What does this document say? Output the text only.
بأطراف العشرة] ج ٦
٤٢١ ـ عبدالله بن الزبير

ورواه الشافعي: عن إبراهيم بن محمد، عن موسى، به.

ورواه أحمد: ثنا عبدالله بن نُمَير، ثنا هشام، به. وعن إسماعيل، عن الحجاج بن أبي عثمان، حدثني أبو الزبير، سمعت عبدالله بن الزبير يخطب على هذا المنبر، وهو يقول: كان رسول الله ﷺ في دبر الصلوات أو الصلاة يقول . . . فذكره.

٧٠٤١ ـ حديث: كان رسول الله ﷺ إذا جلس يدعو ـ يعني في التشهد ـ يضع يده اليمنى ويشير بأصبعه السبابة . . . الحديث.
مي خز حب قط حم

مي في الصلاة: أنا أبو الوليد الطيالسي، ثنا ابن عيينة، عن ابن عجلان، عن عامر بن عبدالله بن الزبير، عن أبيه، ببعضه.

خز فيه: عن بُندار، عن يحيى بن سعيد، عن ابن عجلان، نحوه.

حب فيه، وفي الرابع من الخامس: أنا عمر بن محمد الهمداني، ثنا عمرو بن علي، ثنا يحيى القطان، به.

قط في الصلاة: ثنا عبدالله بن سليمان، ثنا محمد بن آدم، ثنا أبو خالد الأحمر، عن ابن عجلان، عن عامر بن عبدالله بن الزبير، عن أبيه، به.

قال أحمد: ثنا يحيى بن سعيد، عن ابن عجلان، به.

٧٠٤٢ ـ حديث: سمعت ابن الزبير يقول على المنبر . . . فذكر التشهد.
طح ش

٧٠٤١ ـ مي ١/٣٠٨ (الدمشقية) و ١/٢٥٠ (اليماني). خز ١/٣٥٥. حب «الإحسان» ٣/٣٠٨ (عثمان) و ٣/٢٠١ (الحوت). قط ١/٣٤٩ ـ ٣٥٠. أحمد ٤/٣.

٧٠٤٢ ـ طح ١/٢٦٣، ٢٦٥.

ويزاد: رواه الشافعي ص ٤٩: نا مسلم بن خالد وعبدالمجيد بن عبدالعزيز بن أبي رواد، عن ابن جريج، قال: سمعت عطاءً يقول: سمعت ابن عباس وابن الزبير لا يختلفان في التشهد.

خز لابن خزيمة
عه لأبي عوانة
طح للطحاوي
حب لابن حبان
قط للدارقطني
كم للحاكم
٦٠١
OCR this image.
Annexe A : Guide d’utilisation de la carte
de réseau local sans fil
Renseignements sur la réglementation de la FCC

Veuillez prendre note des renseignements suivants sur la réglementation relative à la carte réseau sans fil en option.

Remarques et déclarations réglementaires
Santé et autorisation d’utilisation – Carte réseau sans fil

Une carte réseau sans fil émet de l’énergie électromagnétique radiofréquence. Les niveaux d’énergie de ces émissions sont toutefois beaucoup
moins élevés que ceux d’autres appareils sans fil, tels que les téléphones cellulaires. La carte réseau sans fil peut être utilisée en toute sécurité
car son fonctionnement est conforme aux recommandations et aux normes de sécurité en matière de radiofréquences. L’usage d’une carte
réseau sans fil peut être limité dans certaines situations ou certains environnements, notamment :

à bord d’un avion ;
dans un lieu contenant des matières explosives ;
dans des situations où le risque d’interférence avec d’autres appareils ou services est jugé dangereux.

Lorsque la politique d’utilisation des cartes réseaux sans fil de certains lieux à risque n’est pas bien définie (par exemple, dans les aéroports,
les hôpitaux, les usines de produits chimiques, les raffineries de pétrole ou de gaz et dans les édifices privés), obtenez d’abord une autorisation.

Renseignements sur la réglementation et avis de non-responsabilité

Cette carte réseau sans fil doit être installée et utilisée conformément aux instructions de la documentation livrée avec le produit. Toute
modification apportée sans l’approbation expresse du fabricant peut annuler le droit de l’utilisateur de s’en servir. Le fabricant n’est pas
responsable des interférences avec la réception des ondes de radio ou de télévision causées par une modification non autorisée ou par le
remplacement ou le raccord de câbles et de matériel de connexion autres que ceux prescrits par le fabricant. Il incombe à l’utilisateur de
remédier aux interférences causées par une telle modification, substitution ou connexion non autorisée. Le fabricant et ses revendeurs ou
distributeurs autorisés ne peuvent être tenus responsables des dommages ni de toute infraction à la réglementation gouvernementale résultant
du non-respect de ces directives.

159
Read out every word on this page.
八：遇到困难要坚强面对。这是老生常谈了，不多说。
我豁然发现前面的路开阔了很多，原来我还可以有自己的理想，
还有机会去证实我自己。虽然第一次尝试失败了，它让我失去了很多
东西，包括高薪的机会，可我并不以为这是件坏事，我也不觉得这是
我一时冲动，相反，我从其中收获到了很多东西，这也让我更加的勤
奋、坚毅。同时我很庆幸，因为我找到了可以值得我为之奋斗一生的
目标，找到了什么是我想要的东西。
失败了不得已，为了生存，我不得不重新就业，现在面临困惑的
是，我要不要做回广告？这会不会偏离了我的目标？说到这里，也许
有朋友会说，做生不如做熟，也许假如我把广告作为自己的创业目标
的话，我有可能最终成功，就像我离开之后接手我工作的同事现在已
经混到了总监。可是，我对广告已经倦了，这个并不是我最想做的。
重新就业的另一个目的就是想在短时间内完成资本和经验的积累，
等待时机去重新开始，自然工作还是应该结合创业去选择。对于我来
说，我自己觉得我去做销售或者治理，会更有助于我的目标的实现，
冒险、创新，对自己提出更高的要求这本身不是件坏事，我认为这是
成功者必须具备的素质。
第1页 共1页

------------------------------------------------------------

§ **Goal**
Out of the preceding entries, pull every line containing the string "خالد".

§ **Task result**
قط في الصلاة: ثنا عبدالله بن سليمان، ثنا محمد بن آدم، ثنا أبو خالد الأحمر، عن ابن عجلان، عن عامر بن عبدالله بن الزبير، عن أبيه، به.
ويزاد: رواه الشافعي ص ٤٩: نا مسلم بن خالد وعبدالمجيد بن عبدالعزيز بن أبي رواد، عن ابن جريج، قال: سمعت عطاءً يقول: سمعت ابن عباس وابن الزبير لا يختلفان في التشهد.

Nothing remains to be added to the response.